** Start of Supplied entries **

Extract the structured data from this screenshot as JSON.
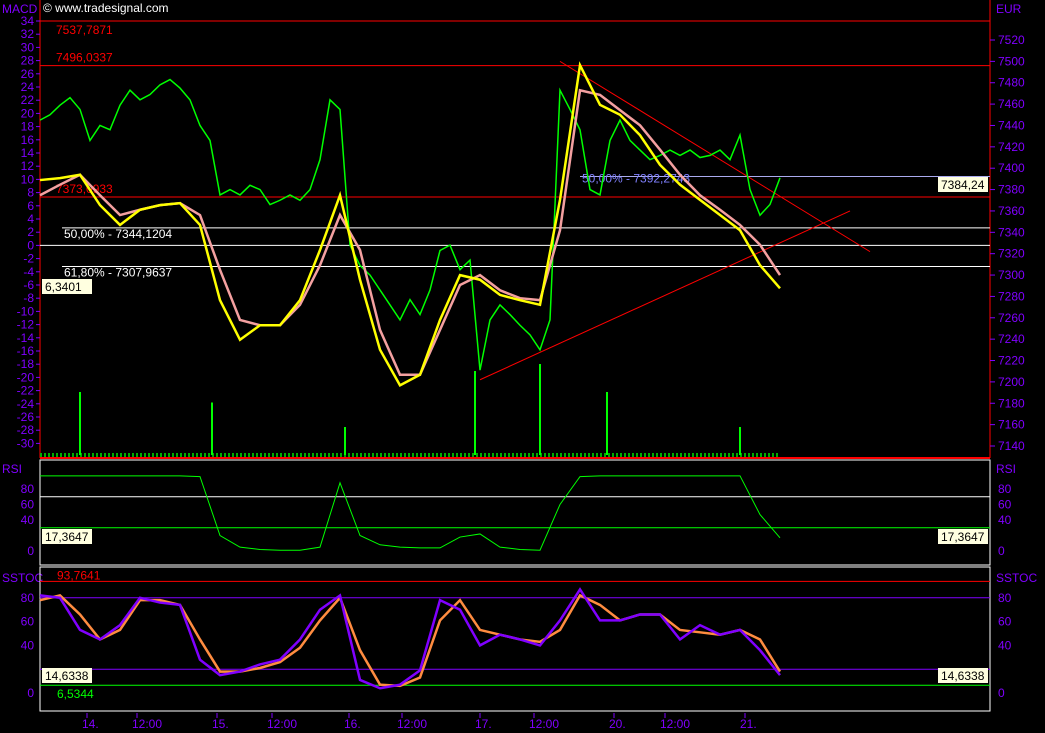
{
  "watermark": "© www.tradesignal.com",
  "colors": {
    "axis_text": "#8000ff",
    "price": "#00ff00",
    "macd": "#ffff00",
    "signal": "#f4a0a0",
    "red": "#ff0000",
    "fast": "#8000ff",
    "slow": "#ff8c40",
    "label_bg": "#ffffe0"
  },
  "chart_data": [
    {
      "type": "line",
      "panel": "MACD",
      "left_axis_label": "MACD",
      "right_axis_label": "EUR",
      "left_ticks": [
        34,
        32,
        30,
        28,
        26,
        24,
        22,
        20,
        18,
        16,
        14,
        12,
        10,
        8,
        6,
        4,
        2,
        0,
        -2,
        -4,
        -6,
        -8,
        -10,
        -12,
        -14,
        -16,
        -18,
        -20,
        -22,
        -24,
        -26,
        -28,
        -30
      ],
      "right_ticks": [
        7520,
        7500,
        7480,
        7460,
        7440,
        7420,
        7400,
        7380,
        7360,
        7340,
        7320,
        7300,
        7280,
        7260,
        7240,
        7220,
        7200,
        7180,
        7160,
        7140
      ],
      "left_current": "6,3401",
      "right_current": "7384,24",
      "price_series": [
        7445,
        7450,
        7459,
        7466,
        7455,
        7426,
        7440,
        7436,
        7459,
        7473,
        7464,
        7469,
        7478,
        7483,
        7475,
        7464,
        7440,
        7426,
        7375,
        7380,
        7375,
        7384,
        7380,
        7366,
        7370,
        7375,
        7370,
        7380,
        7408,
        7464,
        7455,
        7328,
        7309,
        7300,
        7286,
        7272,
        7258,
        7277,
        7263,
        7286,
        7323,
        7328,
        7305,
        7314,
        7211,
        7258,
        7272,
        7263,
        7253,
        7244,
        7230,
        7258,
        7473,
        7455,
        7436,
        7380,
        7375,
        7426,
        7445,
        7426,
        7417,
        7408,
        7412,
        7417,
        7412,
        7417,
        7410,
        7412,
        7417,
        7408,
        7431,
        7380,
        7356,
        7366,
        7391
      ],
      "macd_series": [
        9.9,
        10.2,
        10.7,
        6.1,
        3.1,
        5.4,
        6.1,
        6.4,
        3.1,
        -8.3,
        -14.3,
        -12.1,
        -12.1,
        -8.3,
        -0.7,
        7.6,
        -5.2,
        -15.8,
        -21.2,
        -19.6,
        -11.3,
        -4.5,
        -5.2,
        -7.5,
        -8.3,
        -9.0,
        6.9,
        27.3,
        21.3,
        19.8,
        16.7,
        12.2,
        9.2,
        6.9,
        4.6,
        2.3,
        -3.0,
        -6.5
      ],
      "signal_series": [
        7.6,
        9.2,
        10.7,
        7.6,
        4.6,
        5.4,
        6.1,
        6.4,
        4.6,
        -3.7,
        -11.3,
        -12.1,
        -12.1,
        -9.0,
        -3.0,
        4.6,
        -0.7,
        -12.8,
        -19.6,
        -19.6,
        -12.8,
        -6.0,
        -4.5,
        -6.8,
        -8.0,
        -8.3,
        2.3,
        23.5,
        22.8,
        20.5,
        18.2,
        14.5,
        10.7,
        7.6,
        5.4,
        3.1,
        0.1,
        -4.5
      ],
      "volume_spikes": [
        {
          "at": "14.",
          "rel": 0.9
        },
        {
          "at": "15.",
          "rel": 0.75
        },
        {
          "at": "16.",
          "rel": 0.4
        },
        {
          "at": "17.",
          "rel": 1.2
        },
        {
          "at": "17. 12:00",
          "rel": 1.3
        },
        {
          "at": "20.",
          "rel": 0.9
        },
        {
          "at": "21.",
          "rel": 0.4
        }
      ],
      "levels": [
        {
          "price": 7537.7871,
          "label": "7537,7871",
          "color": "#ff0000"
        },
        {
          "price": 7496.0337,
          "label": "7496,0337",
          "color": "#ff0000"
        },
        {
          "price": 7373.0933,
          "label": "7373,0933",
          "color": "#ff0000"
        },
        {
          "price": 7344.1204,
          "label": "50,00% - 7344,1204",
          "color": "#ffffff"
        },
        {
          "price": 7307.9637,
          "label": "61,80% - 7307,9637",
          "color": "#ffffff"
        },
        {
          "price": 7392.2743,
          "label": "50,00% - 7392,2743",
          "color": "#8080ff"
        }
      ],
      "macd_zero": 0,
      "trendlines": [
        {
          "from_price": 7500,
          "to_price": 7350
        },
        {
          "from_price": 7202,
          "to_price": 7360
        }
      ]
    },
    {
      "type": "line",
      "panel": "RSI",
      "axis_label": "RSI",
      "ticks": [
        80,
        60,
        40,
        0
      ],
      "levels": [
        70,
        30
      ],
      "left_current": "17,3647",
      "right_current": "17,3647",
      "values": [
        97,
        97,
        97,
        97,
        97,
        97,
        97,
        97,
        96,
        20,
        5,
        2,
        1,
        1,
        5,
        88,
        20,
        8,
        5,
        4,
        4,
        18,
        22,
        5,
        2,
        1,
        60,
        96,
        97,
        97,
        97,
        97,
        97,
        97,
        97,
        97,
        47,
        17
      ]
    },
    {
      "type": "line",
      "panel": "SSTOC",
      "axis_label": "SSTOC",
      "ticks": [
        80,
        60,
        40,
        0
      ],
      "levels": [
        80,
        20
      ],
      "upper_mark": {
        "value": 93.7641,
        "label": "93,7641"
      },
      "lower_mark": {
        "value": 6.5344,
        "label": "6,5344"
      },
      "left_current": "14,6338",
      "right_current": "14,6338",
      "fast": [
        82,
        80,
        53,
        45,
        57,
        80,
        76,
        74,
        28,
        15,
        18,
        24,
        28,
        45,
        70,
        82,
        11,
        4,
        7,
        19,
        78,
        70,
        40,
        49,
        45,
        40,
        61,
        87,
        61,
        61,
        66,
        66,
        45,
        57,
        49,
        53,
        36,
        15
      ],
      "slow": [
        78,
        82,
        66,
        45,
        53,
        78,
        78,
        74,
        45,
        18,
        18,
        21,
        26,
        38,
        61,
        80,
        36,
        7,
        6,
        13,
        61,
        78,
        53,
        49,
        45,
        43,
        53,
        82,
        74,
        61,
        66,
        66,
        53,
        51,
        49,
        53,
        45,
        18
      ]
    }
  ],
  "x_labels": [
    "14.",
    "12:00",
    "15.",
    "12:00",
    "16.",
    "12:00",
    "17.",
    "12:00",
    "20.",
    "12:00",
    "21."
  ]
}
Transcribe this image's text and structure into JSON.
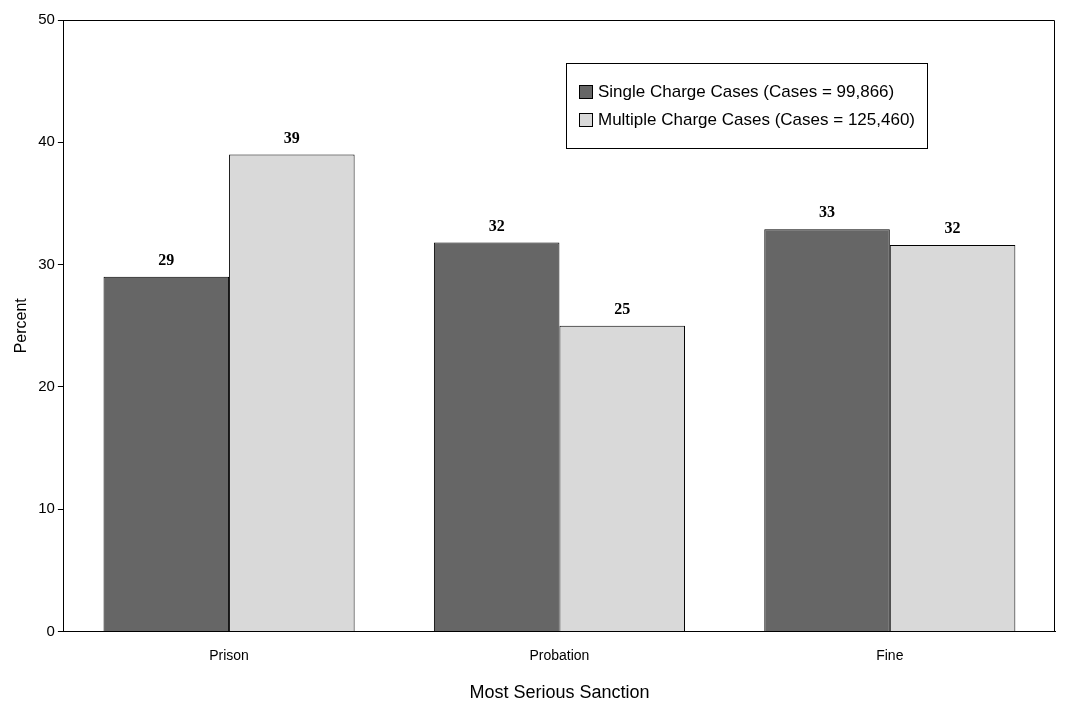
{
  "chart_data": {
    "type": "bar",
    "xlabel": "Most Serious Sanction",
    "ylabel": "Percent",
    "categories": [
      "Prison",
      "Probation",
      "Fine"
    ],
    "series": [
      {
        "name": "Single Charge Cases (Cases = 99,866)",
        "color": "#666666",
        "values": [
          29,
          31.8,
          32.9
        ],
        "value_labels": [
          "29",
          "32",
          "33"
        ]
      },
      {
        "name": "Multiple Charge Cases (Cases = 125,460)",
        "color": "#d9d9d9",
        "values": [
          39,
          25,
          31.6
        ],
        "value_labels": [
          "39",
          "25",
          "32"
        ]
      }
    ],
    "ylim": [
      0,
      50
    ],
    "yticks": [
      0,
      10,
      20,
      30,
      40,
      50
    ],
    "grid": false,
    "legend": "top right"
  }
}
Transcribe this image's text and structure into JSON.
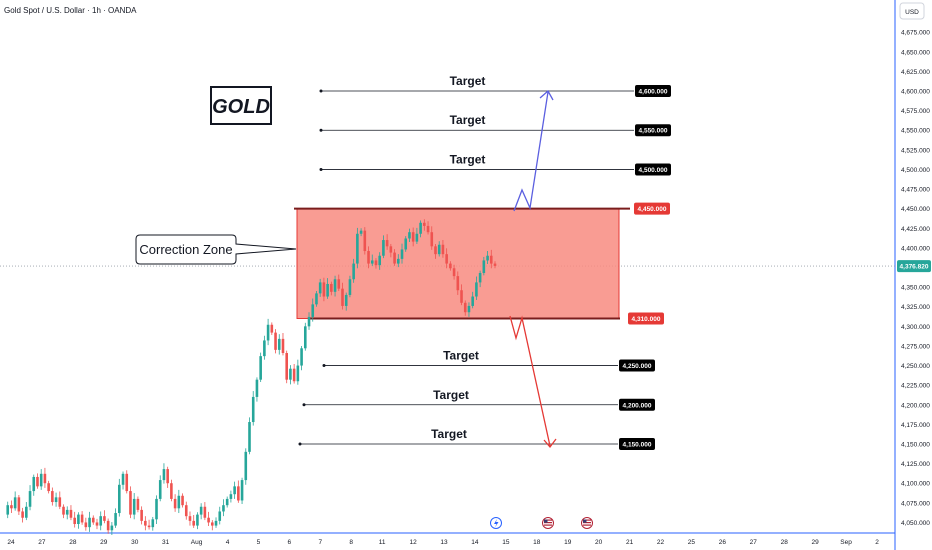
{
  "header": {
    "title": "Gold Spot / U.S. Dollar · 1h · OANDA"
  },
  "currency_button": "USD",
  "logo_text": "GOLD",
  "callout_text": "Correction Zone",
  "current_price": "4,376.820",
  "colors": {
    "up_candle": "#26a69a",
    "down_candle": "#ef5350",
    "zone_fill": "#f88b80",
    "zone_border": "#e53935",
    "up_arrow": "#5b5fe0",
    "down_arrow": "#e53935",
    "badge_black": "#000000",
    "badge_red": "#e53935",
    "current_badge": "#26a69a"
  },
  "icons": [
    "lightning-icon",
    "us-flag-icon",
    "us-flag-icon"
  ],
  "chart_data": {
    "type": "candlestick",
    "title": "Gold Spot / U.S. Dollar · 1h · OANDA",
    "ylim": [
      4040,
      4695
    ],
    "y_ticks": [
      "4,050.000",
      "4,075.000",
      "4,100.000",
      "4,125.000",
      "4,150.000",
      "4,175.000",
      "4,200.000",
      "4,225.000",
      "4,250.000",
      "4,275.000",
      "4,300.000",
      "4,325.000",
      "4,350.000",
      "4,375.000",
      "4,400.000",
      "4,425.000",
      "4,450.000",
      "4,475.000",
      "4,500.000",
      "4,525.000",
      "4,550.000",
      "4,575.000",
      "4,600.000",
      "4,625.000",
      "4,650.000",
      "4,675.000"
    ],
    "x_ticks": [
      "24",
      "27",
      "28",
      "29",
      "30",
      "31",
      "Aug",
      "4",
      "5",
      "6",
      "7",
      "8",
      "11",
      "12",
      "13",
      "14",
      "15",
      "18",
      "19",
      "20",
      "21",
      "22",
      "25",
      "26",
      "27",
      "28",
      "29",
      "Sep",
      "2"
    ],
    "zone": {
      "low": 4310,
      "high": 4450,
      "label": "Correction Zone"
    },
    "zone_levels": [
      {
        "value": 4450,
        "label": "4,450.000"
      },
      {
        "value": 4310,
        "label": "4,310.000"
      }
    ],
    "upper_targets": [
      {
        "value": 4600,
        "label": "4,600.000",
        "text": "Target"
      },
      {
        "value": 4550,
        "label": "4,550.000",
        "text": "Target"
      },
      {
        "value": 4500,
        "label": "4,500.000",
        "text": "Target"
      }
    ],
    "lower_targets": [
      {
        "value": 4250,
        "label": "4,250.000",
        "text": "Target"
      },
      {
        "value": 4200,
        "label": "4,200.000",
        "text": "Target"
      },
      {
        "value": 4150,
        "label": "4,150.000",
        "text": "Target"
      }
    ],
    "current_price": 4376.82,
    "price_path": [
      4060,
      4072,
      4068,
      4082,
      4064,
      4056,
      4070,
      4090,
      4108,
      4096,
      4112,
      4100,
      4090,
      4076,
      4082,
      4070,
      4060,
      4066,
      4056,
      4048,
      4060,
      4050,
      4044,
      4056,
      4050,
      4046,
      4058,
      4052,
      4040,
      4046,
      4062,
      4098,
      4112,
      4090,
      4060,
      4080,
      4066,
      4052,
      4046,
      4044,
      4054,
      4080,
      4104,
      4118,
      4100,
      4080,
      4068,
      4084,
      4072,
      4058,
      4052,
      4046,
      4060,
      4070,
      4056,
      4050,
      4046,
      4052,
      4064,
      4072,
      4080,
      4086,
      4096,
      4078,
      4104,
      4140,
      4178,
      4210,
      4232,
      4262,
      4282,
      4302,
      4292,
      4270,
      4284,
      4266,
      4232,
      4246,
      4230,
      4250,
      4272,
      4300,
      4312,
      4328,
      4342,
      4356,
      4338,
      4354,
      4344,
      4360,
      4348,
      4326,
      4340,
      4360,
      4380,
      4418,
      4422,
      4396,
      4380,
      4384,
      4378,
      4390,
      4410,
      4402,
      4394,
      4380,
      4386,
      4398,
      4412,
      4420,
      4408,
      4418,
      4432,
      4428,
      4420,
      4402,
      4392,
      4404,
      4392,
      4380,
      4374,
      4364,
      4346,
      4330,
      4318,
      4326,
      4338,
      4356,
      4368,
      4384,
      4390,
      4380,
      4377
    ]
  }
}
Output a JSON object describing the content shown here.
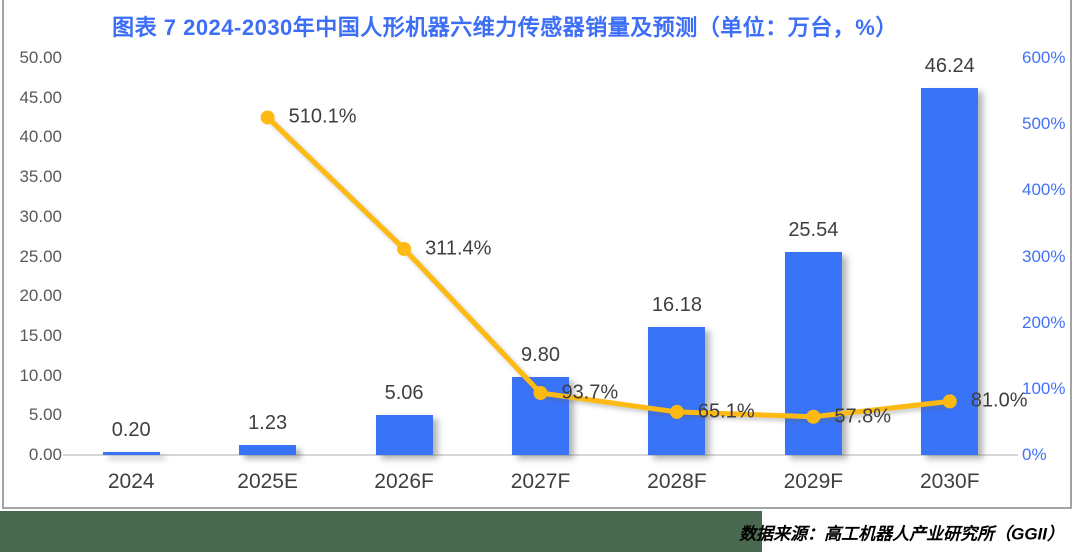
{
  "title": "图表 7 2024-2030年中国人形机器六维力传感器销量及预测（单位：万台，%）",
  "source_note": "数据来源：高工机器人产业研究所（GGII）",
  "colors": {
    "title_text": "#3d6ef6",
    "bar_fill": "#3973f8",
    "line_stroke": "#fdba12",
    "left_axis_text": "#595959",
    "right_axis_text": "#4372f5",
    "data_label_text": "#3f3f3f",
    "footer_band": "#486850",
    "chart_border": "#a3a3a3",
    "baseline": "#d7d7d7"
  },
  "chart_data": {
    "type": "bar",
    "subtype": "combo-bar-line-dual-axis",
    "title": "图表 7 2024-2030年中国人形机器六维力传感器销量及预测（单位：万台，%）",
    "categories": [
      "2024",
      "2025E",
      "2026F",
      "2027F",
      "2028F",
      "2029F",
      "2030F"
    ],
    "series": [
      {
        "id": "sales-bars",
        "type": "bar",
        "axis": "left",
        "unit": "万台",
        "values": [
          0.2,
          1.23,
          5.06,
          9.8,
          16.18,
          25.54,
          46.24
        ],
        "labels": [
          "0.20",
          "1.23",
          "5.06",
          "9.80",
          "16.18",
          "25.54",
          "46.24"
        ]
      },
      {
        "id": "growth-line",
        "type": "line",
        "axis": "right",
        "unit": "%",
        "values": [
          null,
          510.1,
          311.4,
          93.7,
          65.1,
          57.8,
          81.0
        ],
        "labels": [
          "",
          "510.1%",
          "311.4%",
          "93.7%",
          "65.1%",
          "57.8%",
          "81.0%"
        ]
      }
    ],
    "left_axis": {
      "min": 0,
      "max": 50,
      "step": 5,
      "tick_labels": [
        "50.00",
        "45.00",
        "40.00",
        "35.00",
        "30.00",
        "25.00",
        "20.00",
        "15.00",
        "10.00",
        "5.00",
        "0.00"
      ]
    },
    "right_axis": {
      "min": 0,
      "max": 600,
      "step": 100,
      "tick_labels": [
        "600%",
        "500%",
        "400%",
        "300%",
        "200%",
        "100%",
        "0%"
      ]
    },
    "grid": false,
    "legend": "none"
  }
}
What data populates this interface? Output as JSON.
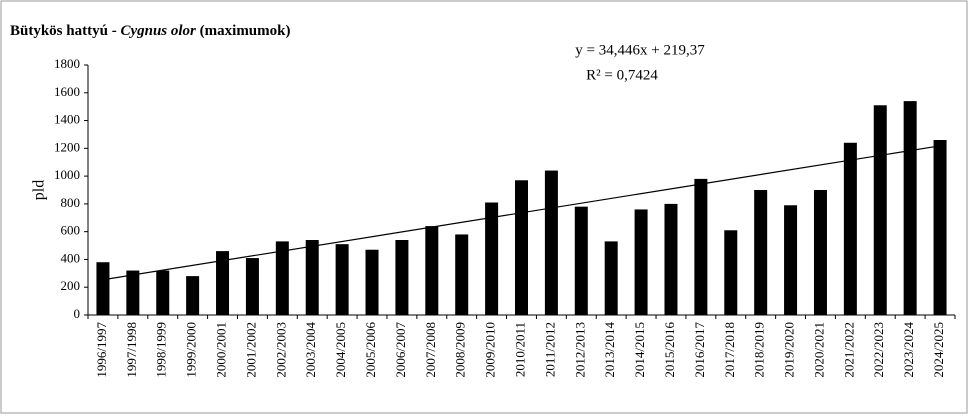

** End of Supplied entries **

→ What the task asks: Filter the records above for "JSON" and copy every matching line.

→ Complete response:
Extract the structured data from this screenshot as JSON.
Transcribe this image's text and structure into JSON.
Transcribe this image's text and structure into JSON.
Output a JSON object describing the content shown here.
What data populates this interface? Output as JSON.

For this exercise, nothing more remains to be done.